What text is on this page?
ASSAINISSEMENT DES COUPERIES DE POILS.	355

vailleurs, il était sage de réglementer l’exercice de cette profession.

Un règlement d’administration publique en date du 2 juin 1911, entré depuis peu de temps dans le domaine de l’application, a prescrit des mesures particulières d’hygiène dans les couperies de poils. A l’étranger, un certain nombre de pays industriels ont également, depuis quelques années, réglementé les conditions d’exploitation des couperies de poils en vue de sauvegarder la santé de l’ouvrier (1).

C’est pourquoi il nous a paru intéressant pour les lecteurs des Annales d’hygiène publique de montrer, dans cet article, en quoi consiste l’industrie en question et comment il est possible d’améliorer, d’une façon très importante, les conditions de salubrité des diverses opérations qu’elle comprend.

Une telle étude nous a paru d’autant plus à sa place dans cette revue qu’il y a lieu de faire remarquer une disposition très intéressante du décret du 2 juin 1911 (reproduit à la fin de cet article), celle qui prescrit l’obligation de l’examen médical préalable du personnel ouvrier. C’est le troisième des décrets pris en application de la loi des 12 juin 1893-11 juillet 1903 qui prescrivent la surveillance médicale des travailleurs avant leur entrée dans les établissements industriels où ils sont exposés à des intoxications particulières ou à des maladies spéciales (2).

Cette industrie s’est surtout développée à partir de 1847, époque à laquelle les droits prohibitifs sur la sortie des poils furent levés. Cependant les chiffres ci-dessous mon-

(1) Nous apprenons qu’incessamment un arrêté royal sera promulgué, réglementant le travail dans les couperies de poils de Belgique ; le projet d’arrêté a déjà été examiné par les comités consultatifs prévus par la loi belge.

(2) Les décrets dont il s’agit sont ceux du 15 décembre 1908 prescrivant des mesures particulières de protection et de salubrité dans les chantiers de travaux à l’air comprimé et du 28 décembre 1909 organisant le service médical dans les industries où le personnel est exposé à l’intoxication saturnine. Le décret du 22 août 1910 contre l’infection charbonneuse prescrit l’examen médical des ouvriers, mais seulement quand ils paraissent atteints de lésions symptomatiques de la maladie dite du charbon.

★ ★ ★ ★ ★

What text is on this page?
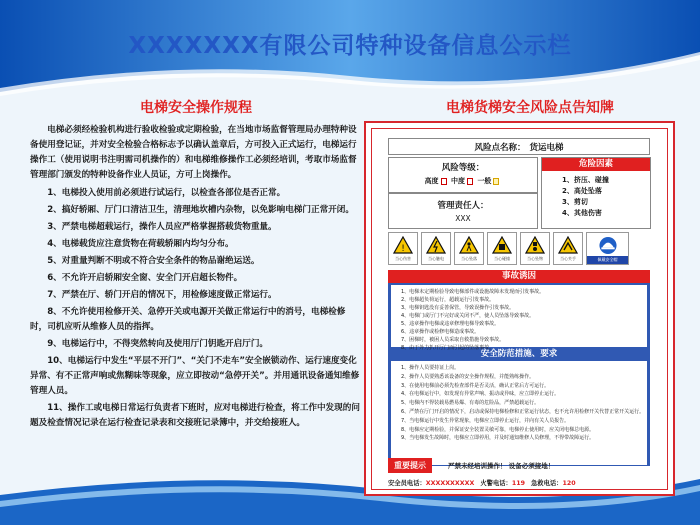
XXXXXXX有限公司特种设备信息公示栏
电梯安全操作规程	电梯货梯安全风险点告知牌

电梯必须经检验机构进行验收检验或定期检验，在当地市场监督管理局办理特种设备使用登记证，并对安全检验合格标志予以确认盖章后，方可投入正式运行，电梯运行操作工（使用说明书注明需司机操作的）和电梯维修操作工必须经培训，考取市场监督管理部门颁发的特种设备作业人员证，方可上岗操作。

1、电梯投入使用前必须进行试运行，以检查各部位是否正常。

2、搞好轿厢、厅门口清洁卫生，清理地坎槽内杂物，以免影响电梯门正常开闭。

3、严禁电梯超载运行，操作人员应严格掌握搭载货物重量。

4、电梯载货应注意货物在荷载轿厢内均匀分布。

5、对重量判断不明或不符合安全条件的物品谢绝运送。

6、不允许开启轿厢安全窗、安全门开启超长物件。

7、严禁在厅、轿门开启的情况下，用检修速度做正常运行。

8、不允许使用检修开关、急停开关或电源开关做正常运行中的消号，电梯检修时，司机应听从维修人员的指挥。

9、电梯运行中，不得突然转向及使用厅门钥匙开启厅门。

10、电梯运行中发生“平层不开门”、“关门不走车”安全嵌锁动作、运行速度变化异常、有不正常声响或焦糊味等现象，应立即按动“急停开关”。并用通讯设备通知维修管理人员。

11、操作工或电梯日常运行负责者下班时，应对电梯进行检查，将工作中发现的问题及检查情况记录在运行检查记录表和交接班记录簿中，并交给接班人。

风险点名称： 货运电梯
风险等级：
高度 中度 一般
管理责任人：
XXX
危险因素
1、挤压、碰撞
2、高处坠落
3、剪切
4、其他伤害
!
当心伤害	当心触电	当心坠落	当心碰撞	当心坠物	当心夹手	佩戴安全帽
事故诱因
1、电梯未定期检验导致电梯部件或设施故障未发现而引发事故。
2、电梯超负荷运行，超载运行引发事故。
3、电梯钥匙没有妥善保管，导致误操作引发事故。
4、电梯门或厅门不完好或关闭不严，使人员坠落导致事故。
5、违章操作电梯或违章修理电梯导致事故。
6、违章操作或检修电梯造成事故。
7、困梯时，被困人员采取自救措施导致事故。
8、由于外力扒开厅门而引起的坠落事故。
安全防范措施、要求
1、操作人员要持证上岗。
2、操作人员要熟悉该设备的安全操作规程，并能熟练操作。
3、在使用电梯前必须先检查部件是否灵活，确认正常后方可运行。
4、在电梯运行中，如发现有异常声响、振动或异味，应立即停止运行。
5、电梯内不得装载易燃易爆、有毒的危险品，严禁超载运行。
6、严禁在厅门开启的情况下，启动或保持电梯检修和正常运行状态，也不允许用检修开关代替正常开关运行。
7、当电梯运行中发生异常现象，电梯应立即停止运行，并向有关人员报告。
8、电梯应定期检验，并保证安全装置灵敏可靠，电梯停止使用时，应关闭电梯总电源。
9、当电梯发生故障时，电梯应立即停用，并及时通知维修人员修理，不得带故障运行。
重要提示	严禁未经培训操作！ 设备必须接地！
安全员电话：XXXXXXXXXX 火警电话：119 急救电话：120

★ ★ ★ ★ ★

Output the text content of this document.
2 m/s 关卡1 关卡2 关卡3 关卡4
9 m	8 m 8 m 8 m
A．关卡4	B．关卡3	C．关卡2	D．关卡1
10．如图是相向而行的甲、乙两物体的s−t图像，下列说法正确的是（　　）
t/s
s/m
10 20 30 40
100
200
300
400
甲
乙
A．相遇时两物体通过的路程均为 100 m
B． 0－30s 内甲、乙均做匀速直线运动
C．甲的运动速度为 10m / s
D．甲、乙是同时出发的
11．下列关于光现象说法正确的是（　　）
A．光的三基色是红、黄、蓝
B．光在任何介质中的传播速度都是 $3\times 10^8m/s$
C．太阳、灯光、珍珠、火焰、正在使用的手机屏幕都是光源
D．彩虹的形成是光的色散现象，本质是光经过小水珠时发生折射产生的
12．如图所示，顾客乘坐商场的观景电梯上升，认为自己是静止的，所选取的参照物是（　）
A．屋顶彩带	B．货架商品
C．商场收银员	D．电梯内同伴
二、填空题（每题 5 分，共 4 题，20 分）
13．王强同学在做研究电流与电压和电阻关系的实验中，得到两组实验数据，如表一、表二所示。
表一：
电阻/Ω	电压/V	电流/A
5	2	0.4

★ ★ ★ ★ ★

→ WHAT NEEDS TO BE DONE
List the lines of the material in which the word "très" occurs.

→ IN RESPONSE
C’est pourquoi il nous a paru intéressant pour les lecteurs des Annales d’hygiène publique de montrer, dans cet article, en quoi consiste l’industrie en question et comment il est possible d’améliorer, d’une façon très importante, les conditions de salubrité des diverses opérations qu’elle comprend.
Une telle étude nous a paru d’autant plus à sa place dans cette revue qu’il y a lieu de faire remarquer une disposition très intéressante du décret du 2 juin 1911 (reproduit à la fin de cet article), celle qui prescrit l’obligation de l’examen médical préalable du personnel ouvrier. C’est le troisième des décrets pris en application de la loi des 12 juin 1893-11 juillet 1903 qui prescrivent la surveillance médicale des travailleurs avant leur entrée dans les établissements industriels où ils sont exposés à des intoxications particulières ou à des maladies spéciales (2).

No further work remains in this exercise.